Exercise: Only lines with the string "text" matter here; gather them from the material below.

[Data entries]
┏━━

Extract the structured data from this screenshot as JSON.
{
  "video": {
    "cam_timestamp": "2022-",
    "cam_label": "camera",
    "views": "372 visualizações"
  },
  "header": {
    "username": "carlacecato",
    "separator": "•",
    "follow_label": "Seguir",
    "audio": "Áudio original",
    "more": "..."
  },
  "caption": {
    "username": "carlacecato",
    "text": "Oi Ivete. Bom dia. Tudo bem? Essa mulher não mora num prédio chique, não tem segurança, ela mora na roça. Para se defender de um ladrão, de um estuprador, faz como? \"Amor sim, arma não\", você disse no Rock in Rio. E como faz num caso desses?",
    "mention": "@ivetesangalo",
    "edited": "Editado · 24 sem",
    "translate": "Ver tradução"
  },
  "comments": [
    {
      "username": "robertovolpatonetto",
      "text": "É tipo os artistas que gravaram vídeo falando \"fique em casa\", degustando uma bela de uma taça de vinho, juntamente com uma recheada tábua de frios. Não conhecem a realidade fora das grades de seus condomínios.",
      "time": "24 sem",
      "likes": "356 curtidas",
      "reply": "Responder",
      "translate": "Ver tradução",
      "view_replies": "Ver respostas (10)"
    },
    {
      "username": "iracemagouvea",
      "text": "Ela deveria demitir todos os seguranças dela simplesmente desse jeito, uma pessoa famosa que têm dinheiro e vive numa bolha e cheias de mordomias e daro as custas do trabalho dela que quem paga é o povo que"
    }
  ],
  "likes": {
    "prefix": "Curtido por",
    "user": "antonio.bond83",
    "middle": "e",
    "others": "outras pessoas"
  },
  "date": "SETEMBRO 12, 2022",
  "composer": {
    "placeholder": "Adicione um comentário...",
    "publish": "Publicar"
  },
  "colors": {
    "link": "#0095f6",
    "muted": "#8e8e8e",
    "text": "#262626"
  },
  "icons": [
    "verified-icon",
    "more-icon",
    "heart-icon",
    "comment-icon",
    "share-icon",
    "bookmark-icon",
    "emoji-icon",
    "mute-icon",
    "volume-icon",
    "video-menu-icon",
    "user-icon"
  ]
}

┗━━

The completed task:
    "text": "Oi Ivete. Bom dia. Tudo bem? Essa mulher não mora num prédio chique, não tem segurança, ela mora na roça. Para se defender de um ladrão, de um estuprador, faz como? \"Amor sim, arma não\", você disse no Rock in Rio. E como faz num caso desses?",
      "text": "É tipo os artistas que gravaram vídeo falando \"fique em casa\", degustando uma bela de uma taça de vinho, juntamente com uma recheada tábua de frios. Não conhecem a realidade fora das grades de seus condomínios.",
      "text": "Ela deveria demitir todos os seguranças dela simplesmente desse jeito, uma pessoa famosa que têm dinheiro e vive numa bolha e cheias de mordomias e daro as custas do trabalho dela que quem paga é o povo que"
    "text": "#262626"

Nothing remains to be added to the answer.